[Saved entries]
* * * * * * * * *
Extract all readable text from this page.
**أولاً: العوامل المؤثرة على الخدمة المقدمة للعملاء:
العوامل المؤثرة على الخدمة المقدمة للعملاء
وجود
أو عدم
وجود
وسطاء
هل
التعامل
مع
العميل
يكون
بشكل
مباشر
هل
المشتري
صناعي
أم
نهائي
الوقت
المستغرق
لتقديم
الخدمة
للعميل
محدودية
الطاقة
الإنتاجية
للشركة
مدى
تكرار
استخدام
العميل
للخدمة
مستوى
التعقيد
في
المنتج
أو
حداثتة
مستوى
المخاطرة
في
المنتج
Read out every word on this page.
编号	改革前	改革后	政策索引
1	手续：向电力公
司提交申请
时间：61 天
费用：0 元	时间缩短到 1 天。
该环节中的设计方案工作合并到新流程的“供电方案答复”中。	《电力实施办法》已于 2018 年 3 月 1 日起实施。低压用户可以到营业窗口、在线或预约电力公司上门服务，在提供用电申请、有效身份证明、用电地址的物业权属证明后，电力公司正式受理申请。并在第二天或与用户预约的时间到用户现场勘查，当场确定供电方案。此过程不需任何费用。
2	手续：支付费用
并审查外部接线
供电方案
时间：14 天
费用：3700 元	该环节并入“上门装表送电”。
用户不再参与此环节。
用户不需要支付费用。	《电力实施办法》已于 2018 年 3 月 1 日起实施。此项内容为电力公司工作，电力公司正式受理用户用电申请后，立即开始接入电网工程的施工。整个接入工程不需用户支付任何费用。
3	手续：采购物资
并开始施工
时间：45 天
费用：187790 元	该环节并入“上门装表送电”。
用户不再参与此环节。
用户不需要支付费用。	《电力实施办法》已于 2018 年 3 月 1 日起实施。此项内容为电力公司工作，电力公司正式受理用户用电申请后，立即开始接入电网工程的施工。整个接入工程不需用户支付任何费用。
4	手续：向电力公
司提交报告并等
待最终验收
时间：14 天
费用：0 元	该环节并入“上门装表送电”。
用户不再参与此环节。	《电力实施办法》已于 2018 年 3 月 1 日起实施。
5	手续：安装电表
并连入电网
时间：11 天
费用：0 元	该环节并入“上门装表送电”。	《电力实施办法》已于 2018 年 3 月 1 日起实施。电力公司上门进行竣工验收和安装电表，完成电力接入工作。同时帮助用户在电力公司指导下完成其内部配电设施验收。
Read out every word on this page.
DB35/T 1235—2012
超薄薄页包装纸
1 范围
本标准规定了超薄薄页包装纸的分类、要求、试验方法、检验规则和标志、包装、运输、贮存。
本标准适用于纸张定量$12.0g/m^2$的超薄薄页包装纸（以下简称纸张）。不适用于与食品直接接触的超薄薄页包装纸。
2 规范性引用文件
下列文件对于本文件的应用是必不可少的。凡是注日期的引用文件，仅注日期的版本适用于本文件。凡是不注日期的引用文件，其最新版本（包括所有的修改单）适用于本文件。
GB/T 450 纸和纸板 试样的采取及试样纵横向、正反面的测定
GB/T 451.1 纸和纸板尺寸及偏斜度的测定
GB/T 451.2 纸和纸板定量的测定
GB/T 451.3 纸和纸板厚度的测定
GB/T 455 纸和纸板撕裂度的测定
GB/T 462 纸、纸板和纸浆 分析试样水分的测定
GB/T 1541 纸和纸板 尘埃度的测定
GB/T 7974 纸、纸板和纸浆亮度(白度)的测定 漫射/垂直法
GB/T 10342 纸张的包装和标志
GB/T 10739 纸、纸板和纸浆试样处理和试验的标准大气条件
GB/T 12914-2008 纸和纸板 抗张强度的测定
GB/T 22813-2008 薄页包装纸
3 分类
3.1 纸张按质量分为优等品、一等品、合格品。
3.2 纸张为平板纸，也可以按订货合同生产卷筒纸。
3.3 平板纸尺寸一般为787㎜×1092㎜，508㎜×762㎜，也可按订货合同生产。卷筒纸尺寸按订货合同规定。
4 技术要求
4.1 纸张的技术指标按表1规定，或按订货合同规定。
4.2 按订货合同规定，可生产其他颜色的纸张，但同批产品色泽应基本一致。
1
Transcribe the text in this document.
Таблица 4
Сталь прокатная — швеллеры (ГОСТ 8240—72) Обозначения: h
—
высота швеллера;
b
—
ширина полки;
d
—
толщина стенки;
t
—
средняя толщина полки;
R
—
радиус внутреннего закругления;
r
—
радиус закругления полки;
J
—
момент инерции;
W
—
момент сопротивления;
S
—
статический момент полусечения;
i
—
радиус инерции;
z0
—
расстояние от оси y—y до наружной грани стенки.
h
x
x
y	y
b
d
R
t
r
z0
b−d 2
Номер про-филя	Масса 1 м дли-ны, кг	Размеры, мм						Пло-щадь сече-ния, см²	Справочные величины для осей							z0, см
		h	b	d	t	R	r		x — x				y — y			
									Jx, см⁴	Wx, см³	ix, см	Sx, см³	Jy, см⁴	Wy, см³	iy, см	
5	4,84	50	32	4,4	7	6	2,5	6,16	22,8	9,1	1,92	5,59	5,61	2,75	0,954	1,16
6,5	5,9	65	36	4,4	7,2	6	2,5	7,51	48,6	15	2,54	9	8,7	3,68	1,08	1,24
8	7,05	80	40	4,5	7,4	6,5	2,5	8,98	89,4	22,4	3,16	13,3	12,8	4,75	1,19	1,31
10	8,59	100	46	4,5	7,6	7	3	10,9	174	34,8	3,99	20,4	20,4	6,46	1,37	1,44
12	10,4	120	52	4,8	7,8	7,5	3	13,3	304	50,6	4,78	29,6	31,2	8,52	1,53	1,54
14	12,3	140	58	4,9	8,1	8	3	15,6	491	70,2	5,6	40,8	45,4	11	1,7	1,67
* * * * * * * * *
Challenge –
Go through the lines above. Select every one that has the string "日起实施".

Answer for this exercise –
该环节中的设计方案工作合并到新流程的“供电方案答复”中。	《电力实施办法》已于 2018 年 3 月 1 日起实施。低压用户可以到营业窗口、在线或预约电力公司上门服务，在提供用电申请、有效身份证明、用电地址的物业权属证明后，电力公司正式受理申请。并在第二天或与用户预约的时间到用户现场勘查，当场确定供电方案。此过程不需任何费用。
用户不需要支付费用。	《电力实施办法》已于 2018 年 3 月 1 日起实施。此项内容为电力公司工作，电力公司正式受理用户用电申请后，立即开始接入电网工程的施工。整个接入工程不需用户支付任何费用。
用户不需要支付费用。	《电力实施办法》已于 2018 年 3 月 1 日起实施。此项内容为电力公司工作，电力公司正式受理用户用电申请后，立即开始接入电网工程的施工。整个接入工程不需用户支付任何费用。
用户不再参与此环节。	《电力实施办法》已于 2018 年 3 月 1 日起实施。
费用：0 元	该环节并入“上门装表送电”。	《电力实施办法》已于 2018 年 3 月 1 日起实施。电力公司上门进行竣工验收和安装电表，完成电力接入工作。同时帮助用户在电力公司指导下完成其内部配电设施验收。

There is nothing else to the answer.